START DATASET

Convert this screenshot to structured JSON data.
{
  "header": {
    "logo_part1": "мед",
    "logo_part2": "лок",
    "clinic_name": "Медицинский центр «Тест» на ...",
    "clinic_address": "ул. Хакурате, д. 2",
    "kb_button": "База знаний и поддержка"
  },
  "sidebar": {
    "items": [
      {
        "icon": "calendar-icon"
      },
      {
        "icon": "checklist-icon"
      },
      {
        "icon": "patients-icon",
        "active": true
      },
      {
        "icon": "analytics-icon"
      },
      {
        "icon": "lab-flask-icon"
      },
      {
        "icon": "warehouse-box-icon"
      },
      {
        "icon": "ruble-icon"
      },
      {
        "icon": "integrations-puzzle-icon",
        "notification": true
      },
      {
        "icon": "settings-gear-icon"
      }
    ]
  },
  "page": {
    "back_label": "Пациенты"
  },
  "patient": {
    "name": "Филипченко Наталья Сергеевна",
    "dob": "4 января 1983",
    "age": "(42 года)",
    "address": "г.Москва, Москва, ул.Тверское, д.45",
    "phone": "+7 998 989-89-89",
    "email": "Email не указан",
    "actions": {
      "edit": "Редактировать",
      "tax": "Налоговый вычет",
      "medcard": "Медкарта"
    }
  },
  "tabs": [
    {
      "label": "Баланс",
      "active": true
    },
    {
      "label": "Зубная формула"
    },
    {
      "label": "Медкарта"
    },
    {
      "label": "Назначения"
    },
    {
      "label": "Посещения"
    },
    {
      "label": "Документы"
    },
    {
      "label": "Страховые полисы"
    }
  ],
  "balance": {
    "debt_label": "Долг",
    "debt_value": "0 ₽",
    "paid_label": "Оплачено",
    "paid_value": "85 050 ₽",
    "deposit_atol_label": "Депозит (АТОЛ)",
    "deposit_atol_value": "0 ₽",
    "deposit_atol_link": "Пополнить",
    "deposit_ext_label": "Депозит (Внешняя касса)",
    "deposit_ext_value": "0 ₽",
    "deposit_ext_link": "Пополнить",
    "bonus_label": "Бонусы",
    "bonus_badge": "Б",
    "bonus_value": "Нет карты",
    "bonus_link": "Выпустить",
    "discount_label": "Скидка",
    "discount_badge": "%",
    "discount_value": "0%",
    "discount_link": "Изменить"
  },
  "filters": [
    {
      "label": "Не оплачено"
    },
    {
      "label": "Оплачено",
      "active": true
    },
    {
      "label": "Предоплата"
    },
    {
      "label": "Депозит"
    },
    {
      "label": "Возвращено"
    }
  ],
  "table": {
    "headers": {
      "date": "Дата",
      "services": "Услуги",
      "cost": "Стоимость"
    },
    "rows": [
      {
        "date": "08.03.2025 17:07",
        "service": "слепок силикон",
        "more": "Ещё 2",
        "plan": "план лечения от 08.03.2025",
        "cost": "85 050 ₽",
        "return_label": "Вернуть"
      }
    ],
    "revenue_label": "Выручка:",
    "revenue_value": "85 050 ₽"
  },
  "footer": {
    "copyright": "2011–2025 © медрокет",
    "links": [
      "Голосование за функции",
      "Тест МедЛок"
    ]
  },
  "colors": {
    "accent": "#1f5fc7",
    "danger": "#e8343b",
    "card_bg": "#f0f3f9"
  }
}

END DATASET

▶ **EXERCISE GOAL**: Set the data down again in full, exactly as given.

▶ **SOLUTION FOR THIS PROBLEM**:
Convert this screenshot to structured JSON data.
{
  "header": {
    "logo_part1": "мед",
    "logo_part2": "лок",
    "clinic_name": "Медицинский центр «Тест» на ...",
    "clinic_address": "ул. Хакурате, д. 2",
    "kb_button": "База знаний и поддержка"
  },
  "sidebar": {
    "items": [
      {
        "icon": "calendar-icon"
      },
      {
        "icon": "checklist-icon"
      },
      {
        "icon": "patients-icon",
        "active": true
      },
      {
        "icon": "analytics-icon"
      },
      {
        "icon": "lab-flask-icon"
      },
      {
        "icon": "warehouse-box-icon"
      },
      {
        "icon": "ruble-icon"
      },
      {
        "icon": "integrations-puzzle-icon",
        "notification": true
      },
      {
        "icon": "settings-gear-icon"
      }
    ]
  },
  "page": {
    "back_label": "Пациенты"
  },
  "patient": {
    "name": "Филипченко Наталья Сергеевна",
    "dob": "4 января 1983",
    "age": "(42 года)",
    "address": "г.Москва, Москва, ул.Тверское, д.45",
    "phone": "+7 998 989-89-89",
    "email": "Email не указан",
    "actions": {
      "edit": "Редактировать",
      "tax": "Налоговый вычет",
      "medcard": "Медкарта"
    }
  },
  "tabs": [
    {
      "label": "Баланс",
      "active": true
    },
    {
      "label": "Зубная формула"
    },
    {
      "label": "Медкарта"
    },
    {
      "label": "Назначения"
    },
    {
      "label": "Посещения"
    },
    {
      "label": "Документы"
    },
    {
      "label": "Страховые полисы"
    }
  ],
  "balance": {
    "debt_label": "Долг",
    "debt_value": "0 ₽",
    "paid_label": "Оплачено",
    "paid_value": "85 050 ₽",
    "deposit_atol_label": "Депозит (АТОЛ)",
    "deposit_atol_value": "0 ₽",
    "deposit_atol_link": "Пополнить",
    "deposit_ext_label": "Депозит (Внешняя касса)",
    "deposit_ext_value": "0 ₽",
    "deposit_ext_link": "Пополнить",
    "bonus_label": "Бонусы",
    "bonus_badge": "Б",
    "bonus_value": "Нет карты",
    "bonus_link": "Выпустить",
    "discount_label": "Скидка",
    "discount_badge": "%",
    "discount_value": "0%",
    "discount_link": "Изменить"
  },
  "filters": [
    {
      "label": "Не оплачено"
    },
    {
      "label": "Оплачено",
      "active": true
    },
    {
      "label": "Предоплата"
    },
    {
      "label": "Депозит"
    },
    {
      "label": "Возвращено"
    }
  ],
  "table": {
    "headers": {
      "date": "Дата",
      "services": "Услуги",
      "cost": "Стоимость"
    },
    "rows": [
      {
        "date": "08.03.2025 17:07",
        "service": "слепок силикон",
        "more": "Ещё 2",
        "plan": "план лечения от 08.03.2025",
        "cost": "85 050 ₽",
        "return_label": "Вернуть"
      }
    ],
    "revenue_label": "Выручка:",
    "revenue_value": "85 050 ₽"
  },
  "footer": {
    "copyright": "2011–2025 © медрокет",
    "links": [
      "Голосование за функции",
      "Тест МедЛок"
    ]
  },
  "colors": {
    "accent": "#1f5fc7",
    "danger": "#e8343b",
    "card_bg": "#f0f3f9"
  }
}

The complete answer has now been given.